(Collection entries)
-- Begin --
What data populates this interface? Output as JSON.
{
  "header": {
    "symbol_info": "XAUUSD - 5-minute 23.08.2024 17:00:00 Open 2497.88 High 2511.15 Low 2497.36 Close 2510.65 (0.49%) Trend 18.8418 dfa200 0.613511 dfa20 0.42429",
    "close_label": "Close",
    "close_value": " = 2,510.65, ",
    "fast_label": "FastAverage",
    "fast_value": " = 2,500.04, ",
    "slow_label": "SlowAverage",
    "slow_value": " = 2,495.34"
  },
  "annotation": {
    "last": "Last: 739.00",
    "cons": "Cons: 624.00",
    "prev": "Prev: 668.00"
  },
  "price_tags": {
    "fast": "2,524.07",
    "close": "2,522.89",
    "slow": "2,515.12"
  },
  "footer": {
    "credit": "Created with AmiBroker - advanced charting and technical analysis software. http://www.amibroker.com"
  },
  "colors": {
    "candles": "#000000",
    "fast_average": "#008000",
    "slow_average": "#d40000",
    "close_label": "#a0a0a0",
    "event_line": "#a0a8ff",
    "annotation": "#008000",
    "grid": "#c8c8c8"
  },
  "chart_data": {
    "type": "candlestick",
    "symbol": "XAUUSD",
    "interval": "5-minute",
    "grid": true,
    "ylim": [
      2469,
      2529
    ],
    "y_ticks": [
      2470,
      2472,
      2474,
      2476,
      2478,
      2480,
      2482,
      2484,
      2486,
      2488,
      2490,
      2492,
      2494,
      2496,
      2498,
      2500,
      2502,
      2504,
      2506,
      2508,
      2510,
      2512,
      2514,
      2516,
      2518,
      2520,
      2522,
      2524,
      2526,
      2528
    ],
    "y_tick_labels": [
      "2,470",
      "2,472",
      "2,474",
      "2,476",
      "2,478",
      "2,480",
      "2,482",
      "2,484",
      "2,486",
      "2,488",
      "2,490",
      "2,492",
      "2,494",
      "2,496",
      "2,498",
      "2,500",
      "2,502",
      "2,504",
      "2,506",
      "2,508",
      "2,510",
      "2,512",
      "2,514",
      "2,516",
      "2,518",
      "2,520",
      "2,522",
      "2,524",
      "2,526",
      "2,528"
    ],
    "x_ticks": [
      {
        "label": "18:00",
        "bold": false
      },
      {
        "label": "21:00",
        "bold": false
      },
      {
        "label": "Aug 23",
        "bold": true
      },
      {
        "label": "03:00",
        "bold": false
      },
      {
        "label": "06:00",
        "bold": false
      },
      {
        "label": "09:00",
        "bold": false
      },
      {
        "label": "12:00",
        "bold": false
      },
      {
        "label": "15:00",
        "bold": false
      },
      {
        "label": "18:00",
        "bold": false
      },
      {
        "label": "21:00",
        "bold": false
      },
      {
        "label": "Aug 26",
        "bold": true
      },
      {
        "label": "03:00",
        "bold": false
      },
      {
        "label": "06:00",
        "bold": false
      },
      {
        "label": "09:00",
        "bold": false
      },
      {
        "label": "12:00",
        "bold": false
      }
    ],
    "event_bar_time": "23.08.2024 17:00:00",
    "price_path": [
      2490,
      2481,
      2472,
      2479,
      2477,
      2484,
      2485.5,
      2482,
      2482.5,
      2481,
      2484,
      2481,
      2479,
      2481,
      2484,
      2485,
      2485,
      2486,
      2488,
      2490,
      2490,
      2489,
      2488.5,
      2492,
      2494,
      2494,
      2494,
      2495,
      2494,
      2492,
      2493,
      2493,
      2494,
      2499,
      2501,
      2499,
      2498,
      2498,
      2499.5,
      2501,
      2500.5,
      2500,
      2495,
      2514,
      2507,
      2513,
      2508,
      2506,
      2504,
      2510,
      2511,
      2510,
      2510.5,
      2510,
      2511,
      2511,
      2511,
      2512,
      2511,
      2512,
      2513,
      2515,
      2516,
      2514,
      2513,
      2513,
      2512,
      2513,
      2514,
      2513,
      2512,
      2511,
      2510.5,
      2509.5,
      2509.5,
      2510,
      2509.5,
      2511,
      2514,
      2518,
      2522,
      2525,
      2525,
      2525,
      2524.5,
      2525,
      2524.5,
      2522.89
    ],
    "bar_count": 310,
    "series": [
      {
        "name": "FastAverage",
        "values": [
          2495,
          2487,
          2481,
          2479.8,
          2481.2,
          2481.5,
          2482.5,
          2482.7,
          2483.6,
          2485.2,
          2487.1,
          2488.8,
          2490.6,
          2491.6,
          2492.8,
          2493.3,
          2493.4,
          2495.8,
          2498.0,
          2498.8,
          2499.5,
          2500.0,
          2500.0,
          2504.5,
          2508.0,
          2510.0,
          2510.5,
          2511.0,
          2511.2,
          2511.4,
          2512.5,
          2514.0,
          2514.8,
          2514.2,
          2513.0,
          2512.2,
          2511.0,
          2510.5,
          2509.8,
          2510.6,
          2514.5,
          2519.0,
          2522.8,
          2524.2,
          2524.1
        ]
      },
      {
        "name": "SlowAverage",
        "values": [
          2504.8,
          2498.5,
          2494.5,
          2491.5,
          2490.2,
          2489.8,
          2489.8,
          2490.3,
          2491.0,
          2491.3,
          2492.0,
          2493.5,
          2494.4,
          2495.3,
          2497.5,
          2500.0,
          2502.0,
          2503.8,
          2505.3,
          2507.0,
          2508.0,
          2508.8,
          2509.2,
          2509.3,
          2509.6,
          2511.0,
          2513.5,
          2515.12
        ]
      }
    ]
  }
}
-- End --
Requirement => Extract the complete listing above, reproducing each line exactly.

Written answer =>
What data populates this interface? Output as JSON.
{
  "header": {
    "symbol_info": "XAUUSD - 5-minute 23.08.2024 17:00:00 Open 2497.88 High 2511.15 Low 2497.36 Close 2510.65 (0.49%) Trend 18.8418 dfa200 0.613511 dfa20 0.42429",
    "close_label": "Close",
    "close_value": " = 2,510.65, ",
    "fast_label": "FastAverage",
    "fast_value": " = 2,500.04, ",
    "slow_label": "SlowAverage",
    "slow_value": " = 2,495.34"
  },
  "annotation": {
    "last": "Last: 739.00",
    "cons": "Cons: 624.00",
    "prev": "Prev: 668.00"
  },
  "price_tags": {
    "fast": "2,524.07",
    "close": "2,522.89",
    "slow": "2,515.12"
  },
  "footer": {
    "credit": "Created with AmiBroker - advanced charting and technical analysis software. http://www.amibroker.com"
  },
  "colors": {
    "candles": "#000000",
    "fast_average": "#008000",
    "slow_average": "#d40000",
    "close_label": "#a0a0a0",
    "event_line": "#a0a8ff",
    "annotation": "#008000",
    "grid": "#c8c8c8"
  },
  "chart_data": {
    "type": "candlestick",
    "symbol": "XAUUSD",
    "interval": "5-minute",
    "grid": true,
    "ylim": [
      2469,
      2529
    ],
    "y_ticks": [
      2470,
      2472,
      2474,
      2476,
      2478,
      2480,
      2482,
      2484,
      2486,
      2488,
      2490,
      2492,
      2494,
      2496,
      2498,
      2500,
      2502,
      2504,
      2506,
      2508,
      2510,
      2512,
      2514,
      2516,
      2518,
      2520,
      2522,
      2524,
      2526,
      2528
    ],
    "y_tick_labels": [
      "2,470",
      "2,472",
      "2,474",
      "2,476",
      "2,478",
      "2,480",
      "2,482",
      "2,484",
      "2,486",
      "2,488",
      "2,490",
      "2,492",
      "2,494",
      "2,496",
      "2,498",
      "2,500",
      "2,502",
      "2,504",
      "2,506",
      "2,508",
      "2,510",
      "2,512",
      "2,514",
      "2,516",
      "2,518",
      "2,520",
      "2,522",
      "2,524",
      "2,526",
      "2,528"
    ],
    "x_ticks": [
      {
        "label": "18:00",
        "bold": false
      },
      {
        "label": "21:00",
        "bold": false
      },
      {
        "label": "Aug 23",
        "bold": true
      },
      {
        "label": "03:00",
        "bold": false
      },
      {
        "label": "06:00",
        "bold": false
      },
      {
        "label": "09:00",
        "bold": false
      },
      {
        "label": "12:00",
        "bold": false
      },
      {
        "label": "15:00",
        "bold": false
      },
      {
        "label": "18:00",
        "bold": false
      },
      {
        "label": "21:00",
        "bold": false
      },
      {
        "label": "Aug 26",
        "bold": true
      },
      {
        "label": "03:00",
        "bold": false
      },
      {
        "label": "06:00",
        "bold": false
      },
      {
        "label": "09:00",
        "bold": false
      },
      {
        "label": "12:00",
        "bold": false
      }
    ],
    "event_bar_time": "23.08.2024 17:00:00",
    "price_path": [
      2490,
      2481,
      2472,
      2479,
      2477,
      2484,
      2485.5,
      2482,
      2482.5,
      2481,
      2484,
      2481,
      2479,
      2481,
      2484,
      2485,
      2485,
      2486,
      2488,
      2490,
      2490,
      2489,
      2488.5,
      2492,
      2494,
      2494,
      2494,
      2495,
      2494,
      2492,
      2493,
      2493,
      2494,
      2499,
      2501,
      2499,
      2498,
      2498,
      2499.5,
      2501,
      2500.5,
      2500,
      2495,
      2514,
      2507,
      2513,
      2508,
      2506,
      2504,
      2510,
      2511,
      2510,
      2510.5,
      2510,
      2511,
      2511,
      2511,
      2512,
      2511,
      2512,
      2513,
      2515,
      2516,
      2514,
      2513,
      2513,
      2512,
      2513,
      2514,
      2513,
      2512,
      2511,
      2510.5,
      2509.5,
      2509.5,
      2510,
      2509.5,
      2511,
      2514,
      2518,
      2522,
      2525,
      2525,
      2525,
      2524.5,
      2525,
      2524.5,
      2522.89
    ],
    "bar_count": 310,
    "series": [
      {
        "name": "FastAverage",
        "values": [
          2495,
          2487,
          2481,
          2479.8,
          2481.2,
          2481.5,
          2482.5,
          2482.7,
          2483.6,
          2485.2,
          2487.1,
          2488.8,
          2490.6,
          2491.6,
          2492.8,
          2493.3,
          2493.4,
          2495.8,
          2498.0,
          2498.8,
          2499.5,
          2500.0,
          2500.0,
          2504.5,
          2508.0,
          2510.0,
          2510.5,
          2511.0,
          2511.2,
          2511.4,
          2512.5,
          2514.0,
          2514.8,
          2514.2,
          2513.0,
          2512.2,
          2511.0,
          2510.5,
          2509.8,
          2510.6,
          2514.5,
          2519.0,
          2522.8,
          2524.2,
          2524.1
        ]
      },
      {
        "name": "SlowAverage",
        "values": [
          2504.8,
          2498.5,
          2494.5,
          2491.5,
          2490.2,
          2489.8,
          2489.8,
          2490.3,
          2491.0,
          2491.3,
          2492.0,
          2493.5,
          2494.4,
          2495.3,
          2497.5,
          2500.0,
          2502.0,
          2503.8,
          2505.3,
          2507.0,
          2508.0,
          2508.8,
          2509.2,
          2509.3,
          2509.6,
          2511.0,
          2513.5,
          2515.12
        ]
      }
    ]
  }
}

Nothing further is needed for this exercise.